Every line with the word "circle" in it should be extracted from the data that follows.
-- begin DATA PROVIDED --
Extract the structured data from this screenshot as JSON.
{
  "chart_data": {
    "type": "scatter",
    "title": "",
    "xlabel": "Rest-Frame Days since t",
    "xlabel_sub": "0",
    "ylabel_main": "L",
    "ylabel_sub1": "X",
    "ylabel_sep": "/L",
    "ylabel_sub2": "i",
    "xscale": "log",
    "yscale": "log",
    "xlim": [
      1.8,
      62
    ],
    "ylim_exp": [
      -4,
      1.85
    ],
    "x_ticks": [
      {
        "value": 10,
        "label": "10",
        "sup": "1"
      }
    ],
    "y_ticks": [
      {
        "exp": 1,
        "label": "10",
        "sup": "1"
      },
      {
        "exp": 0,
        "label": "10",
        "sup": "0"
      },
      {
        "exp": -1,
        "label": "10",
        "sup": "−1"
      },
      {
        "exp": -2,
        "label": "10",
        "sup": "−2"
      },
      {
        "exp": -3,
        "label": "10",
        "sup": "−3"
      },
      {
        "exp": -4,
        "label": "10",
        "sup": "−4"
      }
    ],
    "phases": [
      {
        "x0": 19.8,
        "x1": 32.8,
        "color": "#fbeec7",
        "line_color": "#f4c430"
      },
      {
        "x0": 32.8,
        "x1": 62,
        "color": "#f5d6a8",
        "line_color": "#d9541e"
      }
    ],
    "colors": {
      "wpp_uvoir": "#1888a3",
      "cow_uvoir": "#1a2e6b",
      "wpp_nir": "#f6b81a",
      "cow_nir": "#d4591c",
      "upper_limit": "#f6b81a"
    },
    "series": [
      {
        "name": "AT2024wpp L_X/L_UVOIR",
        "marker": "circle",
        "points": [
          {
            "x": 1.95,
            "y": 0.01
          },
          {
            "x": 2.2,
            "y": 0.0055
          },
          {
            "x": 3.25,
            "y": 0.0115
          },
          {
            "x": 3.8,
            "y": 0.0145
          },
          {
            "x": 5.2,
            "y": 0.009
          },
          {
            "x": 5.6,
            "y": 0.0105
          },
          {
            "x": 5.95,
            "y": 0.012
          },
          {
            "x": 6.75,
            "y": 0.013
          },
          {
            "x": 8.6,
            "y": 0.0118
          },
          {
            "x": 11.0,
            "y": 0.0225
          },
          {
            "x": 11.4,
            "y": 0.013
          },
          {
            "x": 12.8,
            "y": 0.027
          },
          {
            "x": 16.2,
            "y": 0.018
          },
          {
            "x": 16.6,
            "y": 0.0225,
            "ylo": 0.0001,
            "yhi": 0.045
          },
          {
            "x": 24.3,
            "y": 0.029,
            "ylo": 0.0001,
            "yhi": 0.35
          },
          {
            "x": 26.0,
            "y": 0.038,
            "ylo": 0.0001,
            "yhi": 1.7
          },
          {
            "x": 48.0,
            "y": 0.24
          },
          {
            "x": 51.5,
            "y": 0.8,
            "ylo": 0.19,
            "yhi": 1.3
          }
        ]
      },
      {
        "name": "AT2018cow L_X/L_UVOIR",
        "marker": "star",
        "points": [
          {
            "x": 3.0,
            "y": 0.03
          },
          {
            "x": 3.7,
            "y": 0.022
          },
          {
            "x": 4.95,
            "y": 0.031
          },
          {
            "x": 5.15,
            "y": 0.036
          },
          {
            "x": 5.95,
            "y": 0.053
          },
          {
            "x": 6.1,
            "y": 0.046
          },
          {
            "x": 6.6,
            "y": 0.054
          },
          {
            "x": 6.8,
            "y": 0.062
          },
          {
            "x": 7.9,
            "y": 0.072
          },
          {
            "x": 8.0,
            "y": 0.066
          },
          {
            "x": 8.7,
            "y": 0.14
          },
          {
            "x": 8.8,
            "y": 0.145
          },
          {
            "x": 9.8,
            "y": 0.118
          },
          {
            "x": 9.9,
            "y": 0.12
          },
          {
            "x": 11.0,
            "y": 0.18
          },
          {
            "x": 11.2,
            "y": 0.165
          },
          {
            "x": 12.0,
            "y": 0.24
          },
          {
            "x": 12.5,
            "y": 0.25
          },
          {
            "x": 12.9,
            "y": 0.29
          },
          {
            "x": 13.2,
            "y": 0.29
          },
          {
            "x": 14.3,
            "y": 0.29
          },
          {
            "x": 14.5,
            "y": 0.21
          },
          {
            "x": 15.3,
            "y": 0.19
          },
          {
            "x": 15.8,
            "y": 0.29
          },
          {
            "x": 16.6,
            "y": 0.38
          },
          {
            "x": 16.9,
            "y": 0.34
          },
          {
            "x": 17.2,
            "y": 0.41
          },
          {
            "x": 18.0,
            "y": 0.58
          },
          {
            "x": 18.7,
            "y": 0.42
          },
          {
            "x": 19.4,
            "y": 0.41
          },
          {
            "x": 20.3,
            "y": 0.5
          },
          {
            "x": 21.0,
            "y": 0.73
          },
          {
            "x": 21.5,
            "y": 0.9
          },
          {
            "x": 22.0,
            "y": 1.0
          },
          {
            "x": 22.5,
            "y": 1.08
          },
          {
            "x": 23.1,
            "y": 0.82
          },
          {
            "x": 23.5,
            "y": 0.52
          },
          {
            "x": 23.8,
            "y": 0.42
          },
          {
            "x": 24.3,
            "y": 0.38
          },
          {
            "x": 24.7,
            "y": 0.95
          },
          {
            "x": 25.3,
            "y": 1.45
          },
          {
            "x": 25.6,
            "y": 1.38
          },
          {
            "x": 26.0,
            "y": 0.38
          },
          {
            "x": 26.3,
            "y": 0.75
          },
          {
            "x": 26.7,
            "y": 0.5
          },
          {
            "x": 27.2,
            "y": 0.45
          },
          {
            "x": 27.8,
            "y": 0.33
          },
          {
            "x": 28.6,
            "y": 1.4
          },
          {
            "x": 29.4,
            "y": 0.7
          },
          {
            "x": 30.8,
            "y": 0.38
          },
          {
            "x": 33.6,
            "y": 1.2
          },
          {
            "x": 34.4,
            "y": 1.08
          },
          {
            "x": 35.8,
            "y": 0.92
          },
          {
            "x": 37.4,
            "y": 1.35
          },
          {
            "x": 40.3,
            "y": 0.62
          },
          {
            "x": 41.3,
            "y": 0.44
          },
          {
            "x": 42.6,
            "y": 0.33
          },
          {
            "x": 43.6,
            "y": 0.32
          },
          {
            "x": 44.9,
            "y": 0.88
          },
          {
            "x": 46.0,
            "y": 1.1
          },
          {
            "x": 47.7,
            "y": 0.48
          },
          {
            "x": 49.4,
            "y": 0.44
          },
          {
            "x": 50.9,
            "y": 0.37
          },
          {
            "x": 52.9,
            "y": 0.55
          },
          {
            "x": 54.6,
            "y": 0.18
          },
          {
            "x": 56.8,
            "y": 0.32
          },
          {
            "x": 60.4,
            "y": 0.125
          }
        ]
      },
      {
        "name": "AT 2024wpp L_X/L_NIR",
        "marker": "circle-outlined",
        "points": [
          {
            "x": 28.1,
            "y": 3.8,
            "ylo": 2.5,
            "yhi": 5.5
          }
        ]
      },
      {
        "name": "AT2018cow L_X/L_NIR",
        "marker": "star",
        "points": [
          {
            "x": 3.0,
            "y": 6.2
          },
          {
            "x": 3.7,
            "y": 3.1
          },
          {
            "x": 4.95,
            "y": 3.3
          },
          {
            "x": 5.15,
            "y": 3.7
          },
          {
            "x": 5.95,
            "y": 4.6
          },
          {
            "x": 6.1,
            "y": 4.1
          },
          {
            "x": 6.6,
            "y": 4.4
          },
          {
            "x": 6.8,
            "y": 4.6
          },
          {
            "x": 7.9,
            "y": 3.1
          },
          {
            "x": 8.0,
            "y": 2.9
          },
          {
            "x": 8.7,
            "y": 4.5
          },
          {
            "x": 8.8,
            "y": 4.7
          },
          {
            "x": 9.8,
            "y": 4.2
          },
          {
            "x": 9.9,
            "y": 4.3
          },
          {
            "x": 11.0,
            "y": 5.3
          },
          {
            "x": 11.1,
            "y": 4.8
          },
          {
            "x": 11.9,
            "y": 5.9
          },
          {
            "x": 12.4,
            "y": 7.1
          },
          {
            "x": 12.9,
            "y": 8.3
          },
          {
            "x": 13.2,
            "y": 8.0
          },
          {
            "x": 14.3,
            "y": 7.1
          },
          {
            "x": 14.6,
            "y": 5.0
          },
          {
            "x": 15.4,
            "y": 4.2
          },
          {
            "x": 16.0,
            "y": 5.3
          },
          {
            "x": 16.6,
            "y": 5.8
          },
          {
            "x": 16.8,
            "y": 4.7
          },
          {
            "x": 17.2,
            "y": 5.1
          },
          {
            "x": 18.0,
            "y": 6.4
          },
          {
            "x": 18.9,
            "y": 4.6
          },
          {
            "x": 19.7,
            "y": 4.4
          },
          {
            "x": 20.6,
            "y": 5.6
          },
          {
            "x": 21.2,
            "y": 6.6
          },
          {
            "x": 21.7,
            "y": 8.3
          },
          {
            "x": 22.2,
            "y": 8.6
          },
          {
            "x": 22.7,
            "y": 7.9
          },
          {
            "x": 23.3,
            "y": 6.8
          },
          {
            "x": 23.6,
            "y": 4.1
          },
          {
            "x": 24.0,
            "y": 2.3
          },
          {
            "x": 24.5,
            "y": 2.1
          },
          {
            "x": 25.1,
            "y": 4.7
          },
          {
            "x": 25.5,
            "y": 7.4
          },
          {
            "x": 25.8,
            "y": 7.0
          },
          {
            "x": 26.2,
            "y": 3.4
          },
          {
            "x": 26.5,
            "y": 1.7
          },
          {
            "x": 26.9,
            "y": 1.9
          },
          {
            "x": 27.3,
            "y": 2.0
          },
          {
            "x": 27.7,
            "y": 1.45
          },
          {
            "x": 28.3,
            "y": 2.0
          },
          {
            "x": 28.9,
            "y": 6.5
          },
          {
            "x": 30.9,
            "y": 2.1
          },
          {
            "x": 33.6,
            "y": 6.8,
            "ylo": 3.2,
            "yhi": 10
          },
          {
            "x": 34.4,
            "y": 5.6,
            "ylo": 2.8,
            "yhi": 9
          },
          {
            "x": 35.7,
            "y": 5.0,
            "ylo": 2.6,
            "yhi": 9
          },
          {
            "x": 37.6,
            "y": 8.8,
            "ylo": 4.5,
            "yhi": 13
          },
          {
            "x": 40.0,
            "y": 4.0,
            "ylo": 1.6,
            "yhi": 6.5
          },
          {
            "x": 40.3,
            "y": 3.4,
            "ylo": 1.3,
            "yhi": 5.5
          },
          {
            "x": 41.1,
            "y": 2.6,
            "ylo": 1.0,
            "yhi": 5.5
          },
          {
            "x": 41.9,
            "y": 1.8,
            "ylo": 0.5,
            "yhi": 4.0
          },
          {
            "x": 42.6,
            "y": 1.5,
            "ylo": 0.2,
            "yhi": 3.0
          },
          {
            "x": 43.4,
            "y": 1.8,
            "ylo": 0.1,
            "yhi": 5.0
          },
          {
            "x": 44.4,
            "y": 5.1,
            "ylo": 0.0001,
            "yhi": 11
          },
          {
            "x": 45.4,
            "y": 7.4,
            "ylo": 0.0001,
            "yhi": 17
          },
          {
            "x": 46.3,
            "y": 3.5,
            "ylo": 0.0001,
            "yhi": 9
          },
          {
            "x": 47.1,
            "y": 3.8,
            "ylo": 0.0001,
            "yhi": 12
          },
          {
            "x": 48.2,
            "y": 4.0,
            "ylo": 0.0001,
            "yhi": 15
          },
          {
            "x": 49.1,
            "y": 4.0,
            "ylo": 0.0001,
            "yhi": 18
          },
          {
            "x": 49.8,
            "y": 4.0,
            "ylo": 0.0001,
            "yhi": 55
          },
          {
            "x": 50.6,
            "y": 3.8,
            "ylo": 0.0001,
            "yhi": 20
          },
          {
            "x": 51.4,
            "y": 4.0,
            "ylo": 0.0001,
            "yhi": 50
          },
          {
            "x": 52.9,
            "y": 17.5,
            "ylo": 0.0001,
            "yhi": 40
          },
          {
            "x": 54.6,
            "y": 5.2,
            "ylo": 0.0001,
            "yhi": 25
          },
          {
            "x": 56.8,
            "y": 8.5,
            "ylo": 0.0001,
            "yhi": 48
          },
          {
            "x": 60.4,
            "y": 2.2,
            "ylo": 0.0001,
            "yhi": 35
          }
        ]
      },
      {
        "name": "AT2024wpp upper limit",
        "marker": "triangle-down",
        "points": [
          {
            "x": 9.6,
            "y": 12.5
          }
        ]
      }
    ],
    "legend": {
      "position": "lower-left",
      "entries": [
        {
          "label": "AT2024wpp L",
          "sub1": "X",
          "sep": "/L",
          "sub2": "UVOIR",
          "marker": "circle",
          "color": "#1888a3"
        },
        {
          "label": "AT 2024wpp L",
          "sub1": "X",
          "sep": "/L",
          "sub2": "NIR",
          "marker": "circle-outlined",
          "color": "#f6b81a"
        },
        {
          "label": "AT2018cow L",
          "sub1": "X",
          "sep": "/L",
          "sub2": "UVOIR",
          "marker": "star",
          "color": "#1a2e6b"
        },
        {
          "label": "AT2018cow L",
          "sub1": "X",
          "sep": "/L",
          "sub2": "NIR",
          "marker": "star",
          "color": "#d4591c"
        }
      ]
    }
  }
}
-- end DATA PROVIDED --
RESULT OF THE EXERCISE:
        "marker": "circle",
        "marker": "circle-outlined",
          "marker": "circle",
          "marker": "circle-outlined",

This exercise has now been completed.